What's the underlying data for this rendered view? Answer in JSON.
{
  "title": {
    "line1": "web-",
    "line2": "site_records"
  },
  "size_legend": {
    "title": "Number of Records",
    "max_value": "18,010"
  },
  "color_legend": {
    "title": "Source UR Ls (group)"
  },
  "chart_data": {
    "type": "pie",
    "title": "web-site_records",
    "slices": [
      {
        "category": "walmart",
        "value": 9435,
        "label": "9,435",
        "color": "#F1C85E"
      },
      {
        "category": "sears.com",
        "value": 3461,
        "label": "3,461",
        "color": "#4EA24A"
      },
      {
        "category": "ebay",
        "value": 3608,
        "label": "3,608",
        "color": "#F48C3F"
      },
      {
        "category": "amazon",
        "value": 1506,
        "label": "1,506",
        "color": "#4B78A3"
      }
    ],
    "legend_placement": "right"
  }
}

******

#### Aim of the exercise
Find and copy each line above that includes the string "title".

#### Written reply
  "title": {
    "title": "Number of Records",
    "title": "Source UR Ls (group)"
    "title": "web-site_records",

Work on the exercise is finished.